KORTE OPDRACHT 1 - Zoek in de items elke regel waarin de tekenreeks "Continuo" voorkomt en neem die regels volledig over.

DOCUMENTTEKST -
Staatssecretaris Karremans:

Ik snap die vraag natuurlijk heel goed. Dat is ook onderdeel geweest van die afweging bij de totstandkoming van dit wetsvoorstel. Wat daarbij doorslaggevend is geweest, is dat je nu heel veel regio's hebt die het goed doen. Heel veel regio's blijven gewoon hetzelfde met deze indeling. Daar werkt het gewoon goed voor ouders, voor jongeren, en ook voor aanbieders. Er zijn alleen heel veel verschillen in bijvoorbeeld inkoopeisen, en die wil je rechttrekken. Maar daar werkt het goed. Dan is de afweging als volgt. We zien dat het daar goed werkt en willen de problemen daar op die manier aanpakken. Hoe doen we dat het beste? Moeten we dan mee in de bestuurlijke kaart van Nederland zoals die elders getekend is, terwijl we eigenlijk zien dat het gewoon goed loopt? Daarbij is dan ook de volgende afweging gemaakt. Het nadeel van het helemaal overhoop gooien, is dat je eigenlijk alles weer uit elkaar trekt, iedereen dan weer zijn vorm moet vinden, er weer nieuwe contracten moeten komen, en aanbieders zich ook weer moeten gaan aanpassen. Dat heeft zo veel nadelen dat ervoor gekozen is om aan te sluiten bij de regiovormen die de gemeenten al gevormd hebben en om, waar het goed gaat, het ook vooral goed te laten blijven gaan.

KORTE OPDRACHT 2 -
Stemmen de volgende beweringen overeen met de tekst over de regio-indeling? Beantwoord elke bewering met ja of nee en citeer letterlijk de woorden uit de tekst die de doorslag geven.
(a) Veel regio's blijven met de nieuwe indeling gewoon hetzelfde.
(b) Tussen regio's bestaan nauwelijks verschillen in inkoopeisen.
(c) Er is gekozen om aan te sluiten bij de bestuurlijke kaart van Nederland zoals die elders getekend is.

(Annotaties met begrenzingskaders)
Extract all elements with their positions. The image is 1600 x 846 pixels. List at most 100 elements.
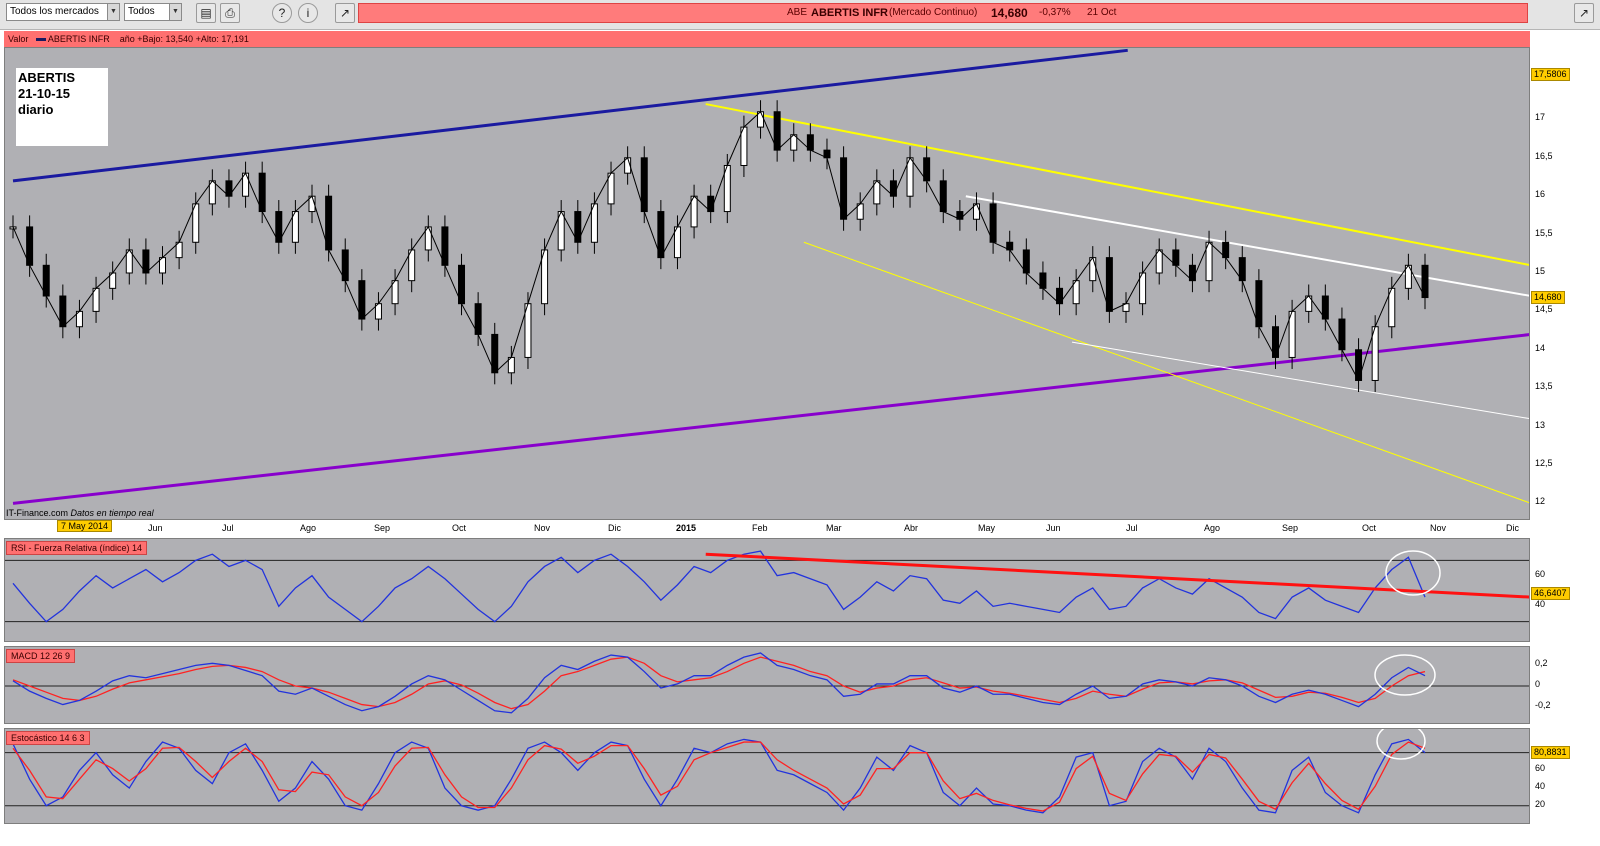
x-tick-label: Oct <box>1362 523 1377 533</box>
chart-footer: IT-Finance.com Datos en tiempo real <box>6 508 154 518</box>
stamp-line-1: ABERTIS <box>18 70 76 85</box>
indicator-tick-label: -0,2 <box>1535 699 1551 710</box>
price-line <box>12 110 1426 382</box>
type-select-value: Todos <box>128 6 155 17</box>
chart-stamp: ABERTIS 21-10-15 diario <box>16 68 108 146</box>
rsi-chart <box>5 550 1529 623</box>
macd-chart <box>5 652 1529 714</box>
macd-panel[interactable] <box>4 646 1530 724</box>
indicator-last-tag: 80,8831 <box>1531 745 1570 759</box>
trendline-blue <box>12 48 1128 183</box>
price-last-tag: 14,680 <box>1531 290 1565 304</box>
save-icon[interactable]: ▤ <box>196 3 216 23</box>
indicator-tick-label: 60 <box>1535 568 1546 579</box>
trendline-white <box>1071 341 1529 420</box>
price-tick-label: 16 <box>1535 189 1546 200</box>
price-tick-label: 15,5 <box>1535 227 1553 238</box>
highlight-ellipse <box>1374 654 1436 696</box>
main-chart-header: Valor ABERTIS INFR año +Bajo: 13,540 +Al… <box>4 31 1530 47</box>
header-range: año +Bajo: 13,540 +Alto: 17,191 <box>119 34 249 44</box>
rsi-trendline <box>705 552 1529 599</box>
series-swatch <box>35 38 46 42</box>
help-icon[interactable]: ? <box>272 3 292 23</box>
price-axis: 17 16,5 16 15,5 15 14,5 14 13,5 13 12,5 12 17,5806 1… <box>1531 47 1600 520</box>
trendline-yellow <box>803 241 1529 504</box>
first-date-tag: 7 May 2014 <box>57 520 113 532</box>
source-label: IT-Finance.com <box>6 508 69 518</box>
series-rsi-line <box>12 550 1426 623</box>
x-tick-label: Mar <box>826 523 842 533</box>
chevron-down-icon[interactable]: ▼ <box>169 4 181 20</box>
price-tick-label: 12 <box>1535 496 1546 507</box>
market-select[interactable]: Todos los mercados ▼ <box>6 3 120 21</box>
stamp-line-2: 21-10-15 <box>18 86 71 101</box>
x-tick-label: Abr <box>904 523 919 533</box>
highlight-ellipse <box>1385 550 1441 596</box>
quote-ticker: ABE <box>787 7 808 18</box>
indicator-tick-label: 60 <box>1535 763 1546 774</box>
price-tick-label: 12,5 <box>1535 457 1553 468</box>
info-icon[interactable]: i <box>298 3 318 23</box>
x-tick-label: Ago <box>300 523 317 533</box>
indicator-tick-label: 40 <box>1535 599 1546 610</box>
market-select-value: Todos los mercados <box>10 6 99 17</box>
macd-label: MACD 12 26 9 <box>6 649 76 663</box>
x-tick-label: Nov <box>534 523 551 533</box>
price-tick-label: 15 <box>1535 265 1546 276</box>
price-chart <box>9 48 1529 505</box>
rsi-axis: 60 40 46,6407 <box>1531 538 1600 642</box>
header-series: ABERTIS INFR <box>47 34 110 44</box>
x-tick-label: Sep <box>374 523 391 533</box>
x-tick-label: Jun <box>1046 523 1061 533</box>
x-tick-label: Oct <box>452 523 467 533</box>
chart-open-icon[interactable]: ↗ <box>335 3 355 23</box>
price-tick-label: 13,5 <box>1535 381 1553 392</box>
series-d-line <box>12 741 1426 812</box>
stamp-line-3: diario <box>18 102 54 117</box>
price-tick-label: 14 <box>1535 342 1546 353</box>
price-tick-label: 17 <box>1535 112 1546 123</box>
indicator-tick-label: 0 <box>1535 679 1541 689</box>
x-tick-label: Nov <box>1430 523 1447 533</box>
type-select[interactable]: Todos ▼ <box>124 3 182 21</box>
quote-market: (Mercado Continuo) <box>889 7 978 18</box>
quote-price: 14,680 <box>991 6 1028 20</box>
series-macd-line <box>12 652 1426 714</box>
trendline-yellow <box>705 103 1529 266</box>
indicator-tick-label: 20 <box>1535 798 1546 809</box>
x-tick-label: May <box>978 523 996 533</box>
quote-bar: ABE ABERTIS INFR (Mercado Continuo) 14,6… <box>358 3 1528 23</box>
x-tick-label: Dic <box>608 523 621 533</box>
series-k-line <box>12 738 1426 814</box>
indicator-tick-label: 0,2 <box>1535 658 1548 669</box>
x-tick-label: 2015 <box>676 523 697 533</box>
x-tick-label: Sep <box>1282 523 1299 533</box>
highlight-ellipse <box>1376 729 1426 760</box>
chevron-down-icon[interactable]: ▼ <box>107 4 119 20</box>
trendline-white <box>965 195 1529 297</box>
x-tick-label: Ago <box>1204 523 1221 533</box>
x-tick-label: Dic <box>1506 523 1519 533</box>
indicator-last-tag: 46,6407 <box>1531 587 1570 601</box>
quote-change: -0,37% <box>1039 7 1071 18</box>
macd-axis: 0,2 0 -0,2 <box>1531 646 1600 724</box>
realtime-note: Datos en tiempo real <box>70 508 154 518</box>
rsi-panel[interactable] <box>4 538 1530 642</box>
quote-date: 21 Oct <box>1087 7 1117 18</box>
x-tick-label: Jul <box>1126 523 1138 533</box>
price-tick-label: 13 <box>1535 419 1546 430</box>
print-icon[interactable]: ⎙ <box>220 3 240 23</box>
x-tick-label: Jul <box>222 523 234 533</box>
price-panel[interactable] <box>4 47 1530 520</box>
rsi-label: RSI - Fuerza Relativa (índice) 14 <box>6 541 148 555</box>
price-high-tag: 17,5806 <box>1531 67 1570 81</box>
stoch-panel[interactable] <box>4 728 1530 824</box>
x-axis: Jun Jul Ago Sep Oct Nov Dic 2015 Feb Mar Abr May Jun… <box>4 520 1530 538</box>
x-tick-label: Jun <box>148 523 163 533</box>
chart-export-icon[interactable]: ↗ <box>1574 3 1594 23</box>
toolbar: Todos los mercados ▼ Todos ▼ ▤ ⎙ ? i ↗ A… <box>0 0 1600 30</box>
price-candle <box>1421 264 1429 299</box>
x-tick-label: Feb <box>752 523 768 533</box>
stoch-chart <box>5 729 1529 814</box>
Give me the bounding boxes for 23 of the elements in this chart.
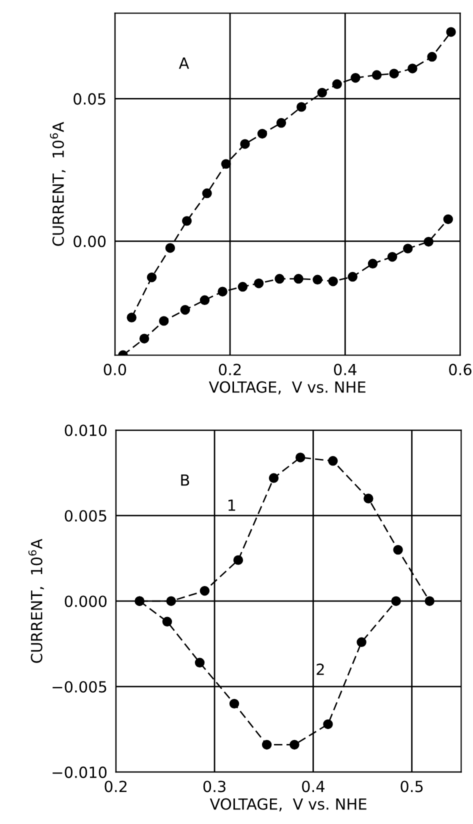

UITGEWERKT ANTWOORD 1 -
quote-market: (Mercado Continuo) <box>889 7 978 18</box>
quote-bar: ABE ABERTIS INFR (Mercado Continuo) 14,6… <box>358 3 1528 23</box>

UITGEWERKT ANTWOORD 2 -
(a) Ja: "Heel veel regio's blijven gewoon hetzelfde met deze indeling."
(b) Nee: "Er zijn alleen heel veel verschillen in bijvoorbeeld inkoopeisen, en die wil je rechttrekken."
(c) Nee: "Dat heeft zo veel nadelen dat ervoor gekozen is om aan te sluiten bij de regiovormen die de gemeenten al gevormd hebben"